**Required work:** Copy out all lines in the data below containing the string "text".
___ Data
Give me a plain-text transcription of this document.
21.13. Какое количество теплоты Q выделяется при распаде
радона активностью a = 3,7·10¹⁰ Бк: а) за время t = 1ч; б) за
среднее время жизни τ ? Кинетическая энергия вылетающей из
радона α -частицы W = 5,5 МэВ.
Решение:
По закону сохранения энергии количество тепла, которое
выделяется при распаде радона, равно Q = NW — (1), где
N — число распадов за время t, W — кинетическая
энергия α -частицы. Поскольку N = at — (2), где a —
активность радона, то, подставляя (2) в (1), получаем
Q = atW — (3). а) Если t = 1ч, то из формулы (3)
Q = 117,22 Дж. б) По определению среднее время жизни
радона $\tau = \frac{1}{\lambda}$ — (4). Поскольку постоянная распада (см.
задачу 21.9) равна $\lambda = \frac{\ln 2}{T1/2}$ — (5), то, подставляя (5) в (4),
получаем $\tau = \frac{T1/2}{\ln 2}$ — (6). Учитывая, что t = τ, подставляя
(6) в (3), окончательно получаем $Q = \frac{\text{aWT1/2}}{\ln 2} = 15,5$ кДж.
______
**Exercise result:**
Give me a plain-text transcription of this document.
(6) в (3), окончательно получаем $Q = \frac{\text{aWT1/2}}{\ln 2} = 15,5$ кДж.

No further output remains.